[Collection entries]
□ □ □ □ □ □ □

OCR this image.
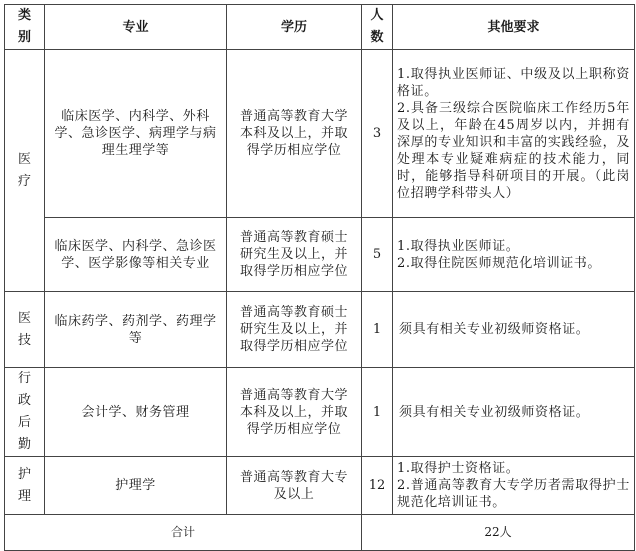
类别	专业	学历	人数	其他要求
医疗	临床医学、内科学、外科学、急诊医学、病理学与病理生理学等	普通高等教育大学本科及以上，并取得学历相应学位	3	1.取得执业医师证、中级及以上职称资格证。
2.具备三级综合医院临床工作经历5年及以上，年龄在45周岁以内，并拥有深厚的专业知识和丰富的实践经验，及处理本专业疑难病症的技术能力，同时，能够指导科研项目的开展。（此岗位招聘学科带头人）

	临床医学、内科学、急诊医学、医学影像等相关专业	普通高等教育硕士研究生及以上，并取得学历相应学位	5	1.取得执业医师证。
2.取得住院医师规范化培训证书。

医技	临床药学、药剂学、药理学等	普通高等教育硕士研究生及以上，并取得学历相应学位	1	须具有相关专业初级师资格证。
行政后勤	会计学、财务管理	普通高等教育大学本科及以上，并取得学历相应学位	1	须具有相关专业初级师资格证。
护理	护理学	普通高等教育大专及以上	12	1.取得护士资格证。
2.普通高等教育大专学历者需取得护士规范化培训证书。

合计			22人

□ □ □ □ □ □ □

Leave out the pictures and restate everything else word for word.

OCR this image.
类别	专业	学历	人数	其他要求
医疗	临床医学、内科学、外科学、急诊医学、病理学与病理生理学等	普通高等教育大学本科及以上，并取得学历相应学位	3	1.取得执业医师证、中级及以上职称资格证。
2.具备三级综合医院临床工作经历5年及以上，年龄在45周岁以内，并拥有深厚的专业知识和丰富的实践经验，及处理本专业疑难病症的技术能力，同时，能够指导科研项目的开展。（此岗位招聘学科带头人）

	临床医学、内科学、急诊医学、医学影像等相关专业	普通高等教育硕士研究生及以上，并取得学历相应学位	5	1.取得执业医师证。
2.取得住院医师规范化培训证书。

医技	临床药学、药剂学、药理学等	普通高等教育硕士研究生及以上，并取得学历相应学位	1	须具有相关专业初级师资格证。
行政后勤	会计学、财务管理	普通高等教育大学本科及以上，并取得学历相应学位	1	须具有相关专业初级师资格证。
护理	护理学	普通高等教育大专及以上	12	1.取得护士资格证。
2.普通高等教育大专学历者需取得护士规范化培训证书。

合计			22人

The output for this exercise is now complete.